━━━━━ Data supplied ━━━━━
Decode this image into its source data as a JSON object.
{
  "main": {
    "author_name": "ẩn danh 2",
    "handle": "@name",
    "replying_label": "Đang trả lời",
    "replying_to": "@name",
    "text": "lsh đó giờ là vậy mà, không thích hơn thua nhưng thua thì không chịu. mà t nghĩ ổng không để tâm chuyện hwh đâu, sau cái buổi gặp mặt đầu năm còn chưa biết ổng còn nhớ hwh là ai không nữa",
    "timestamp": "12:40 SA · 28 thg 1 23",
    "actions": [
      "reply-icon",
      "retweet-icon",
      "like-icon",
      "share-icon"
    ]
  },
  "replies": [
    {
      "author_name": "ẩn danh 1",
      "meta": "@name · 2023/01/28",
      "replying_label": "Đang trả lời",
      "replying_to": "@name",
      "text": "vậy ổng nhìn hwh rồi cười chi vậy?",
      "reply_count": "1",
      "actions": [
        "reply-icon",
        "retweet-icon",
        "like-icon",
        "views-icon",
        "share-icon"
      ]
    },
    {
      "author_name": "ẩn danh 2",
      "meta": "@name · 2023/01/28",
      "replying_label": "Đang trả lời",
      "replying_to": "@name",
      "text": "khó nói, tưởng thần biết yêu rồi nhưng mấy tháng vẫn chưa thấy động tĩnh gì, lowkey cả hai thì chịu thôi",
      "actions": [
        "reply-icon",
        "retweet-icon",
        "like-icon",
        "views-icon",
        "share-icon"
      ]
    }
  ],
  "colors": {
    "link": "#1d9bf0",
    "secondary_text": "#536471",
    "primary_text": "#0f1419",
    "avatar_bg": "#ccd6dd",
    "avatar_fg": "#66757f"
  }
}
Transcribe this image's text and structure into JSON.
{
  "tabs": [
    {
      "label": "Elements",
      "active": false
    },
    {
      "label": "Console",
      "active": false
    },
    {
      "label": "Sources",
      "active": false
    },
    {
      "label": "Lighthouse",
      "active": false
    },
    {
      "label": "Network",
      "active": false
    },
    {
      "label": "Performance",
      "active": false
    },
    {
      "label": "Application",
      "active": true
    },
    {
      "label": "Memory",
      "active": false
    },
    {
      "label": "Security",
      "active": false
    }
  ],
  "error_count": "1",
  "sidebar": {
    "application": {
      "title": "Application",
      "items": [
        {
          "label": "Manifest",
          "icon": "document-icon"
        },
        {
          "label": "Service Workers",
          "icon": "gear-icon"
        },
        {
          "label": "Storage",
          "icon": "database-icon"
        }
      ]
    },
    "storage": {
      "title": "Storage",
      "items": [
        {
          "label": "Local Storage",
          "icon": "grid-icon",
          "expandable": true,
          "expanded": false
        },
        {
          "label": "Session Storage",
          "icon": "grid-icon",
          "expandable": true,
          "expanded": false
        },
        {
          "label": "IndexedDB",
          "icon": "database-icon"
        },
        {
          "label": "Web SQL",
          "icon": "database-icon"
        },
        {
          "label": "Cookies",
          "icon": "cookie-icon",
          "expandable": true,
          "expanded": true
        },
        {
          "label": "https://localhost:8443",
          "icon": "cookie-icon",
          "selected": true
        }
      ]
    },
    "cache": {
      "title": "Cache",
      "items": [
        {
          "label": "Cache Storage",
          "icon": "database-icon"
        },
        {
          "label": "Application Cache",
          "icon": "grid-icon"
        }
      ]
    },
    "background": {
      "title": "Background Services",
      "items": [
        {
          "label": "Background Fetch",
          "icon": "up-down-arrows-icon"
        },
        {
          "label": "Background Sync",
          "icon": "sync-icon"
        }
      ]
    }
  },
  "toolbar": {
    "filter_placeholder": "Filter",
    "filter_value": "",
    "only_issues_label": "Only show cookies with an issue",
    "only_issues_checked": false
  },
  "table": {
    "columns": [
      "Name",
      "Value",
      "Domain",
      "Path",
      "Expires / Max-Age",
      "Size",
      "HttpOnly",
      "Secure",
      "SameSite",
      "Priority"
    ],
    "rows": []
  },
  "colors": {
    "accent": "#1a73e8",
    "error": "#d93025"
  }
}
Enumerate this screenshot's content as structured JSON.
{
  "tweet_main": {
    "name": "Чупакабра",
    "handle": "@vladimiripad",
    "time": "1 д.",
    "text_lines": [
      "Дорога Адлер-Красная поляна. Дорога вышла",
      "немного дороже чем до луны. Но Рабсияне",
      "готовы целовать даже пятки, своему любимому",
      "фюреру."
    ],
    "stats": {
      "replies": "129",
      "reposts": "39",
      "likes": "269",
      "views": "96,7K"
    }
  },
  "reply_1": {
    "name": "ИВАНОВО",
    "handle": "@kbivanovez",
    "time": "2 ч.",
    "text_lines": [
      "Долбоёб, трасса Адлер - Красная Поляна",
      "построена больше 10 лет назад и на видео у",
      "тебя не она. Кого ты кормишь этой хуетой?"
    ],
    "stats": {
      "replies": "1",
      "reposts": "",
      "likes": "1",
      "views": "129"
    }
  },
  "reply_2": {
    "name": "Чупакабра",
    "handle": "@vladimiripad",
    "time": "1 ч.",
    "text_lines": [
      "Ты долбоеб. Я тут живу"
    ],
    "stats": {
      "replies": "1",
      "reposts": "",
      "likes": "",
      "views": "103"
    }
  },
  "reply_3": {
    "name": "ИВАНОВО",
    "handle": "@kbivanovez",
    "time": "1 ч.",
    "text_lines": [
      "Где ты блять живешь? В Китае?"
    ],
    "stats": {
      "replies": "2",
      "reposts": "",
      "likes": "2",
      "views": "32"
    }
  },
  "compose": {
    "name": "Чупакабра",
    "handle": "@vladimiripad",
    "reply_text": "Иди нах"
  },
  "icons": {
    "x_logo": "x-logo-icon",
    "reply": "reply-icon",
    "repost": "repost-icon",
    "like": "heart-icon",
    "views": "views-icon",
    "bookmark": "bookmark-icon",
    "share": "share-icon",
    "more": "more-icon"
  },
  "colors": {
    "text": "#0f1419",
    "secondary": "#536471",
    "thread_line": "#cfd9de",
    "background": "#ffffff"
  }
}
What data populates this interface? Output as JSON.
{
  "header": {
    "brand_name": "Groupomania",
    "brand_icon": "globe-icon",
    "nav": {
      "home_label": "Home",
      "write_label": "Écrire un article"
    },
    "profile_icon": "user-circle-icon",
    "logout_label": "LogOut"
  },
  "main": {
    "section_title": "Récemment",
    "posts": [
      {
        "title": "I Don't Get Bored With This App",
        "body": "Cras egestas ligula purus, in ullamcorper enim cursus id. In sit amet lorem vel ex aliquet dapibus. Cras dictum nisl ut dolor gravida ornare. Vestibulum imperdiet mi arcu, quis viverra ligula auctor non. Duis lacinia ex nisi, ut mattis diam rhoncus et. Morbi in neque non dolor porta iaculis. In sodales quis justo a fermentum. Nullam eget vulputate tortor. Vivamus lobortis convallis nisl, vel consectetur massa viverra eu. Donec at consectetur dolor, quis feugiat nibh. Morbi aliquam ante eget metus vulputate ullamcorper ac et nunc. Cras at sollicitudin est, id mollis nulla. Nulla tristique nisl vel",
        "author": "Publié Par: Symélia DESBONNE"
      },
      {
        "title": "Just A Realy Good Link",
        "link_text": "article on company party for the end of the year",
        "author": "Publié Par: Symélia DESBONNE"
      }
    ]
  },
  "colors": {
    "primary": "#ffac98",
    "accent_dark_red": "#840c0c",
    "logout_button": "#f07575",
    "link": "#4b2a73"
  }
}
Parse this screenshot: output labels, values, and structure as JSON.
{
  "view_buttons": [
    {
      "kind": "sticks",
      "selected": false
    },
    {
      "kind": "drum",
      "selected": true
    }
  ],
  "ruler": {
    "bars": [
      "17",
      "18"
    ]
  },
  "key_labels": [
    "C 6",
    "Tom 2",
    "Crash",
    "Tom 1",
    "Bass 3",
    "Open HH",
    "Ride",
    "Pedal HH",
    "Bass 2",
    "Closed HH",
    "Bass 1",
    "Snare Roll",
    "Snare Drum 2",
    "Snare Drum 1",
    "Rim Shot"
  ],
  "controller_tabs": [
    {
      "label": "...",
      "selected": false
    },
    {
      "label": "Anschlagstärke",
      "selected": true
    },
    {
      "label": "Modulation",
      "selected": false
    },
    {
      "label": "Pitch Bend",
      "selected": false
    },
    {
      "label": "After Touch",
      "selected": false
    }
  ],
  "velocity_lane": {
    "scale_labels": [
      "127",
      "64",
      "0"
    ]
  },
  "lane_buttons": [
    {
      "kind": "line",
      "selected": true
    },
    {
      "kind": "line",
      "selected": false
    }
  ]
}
━━━━━
=== Problem to solve ===
Look through the material above. Copy each line where the word "Красная" appears.

=== Exercise response ===
      "Дорога Адлер-Красная поляна. Дорога вышла",
      "Долбоёб, трасса Адлер - Красная Поляна",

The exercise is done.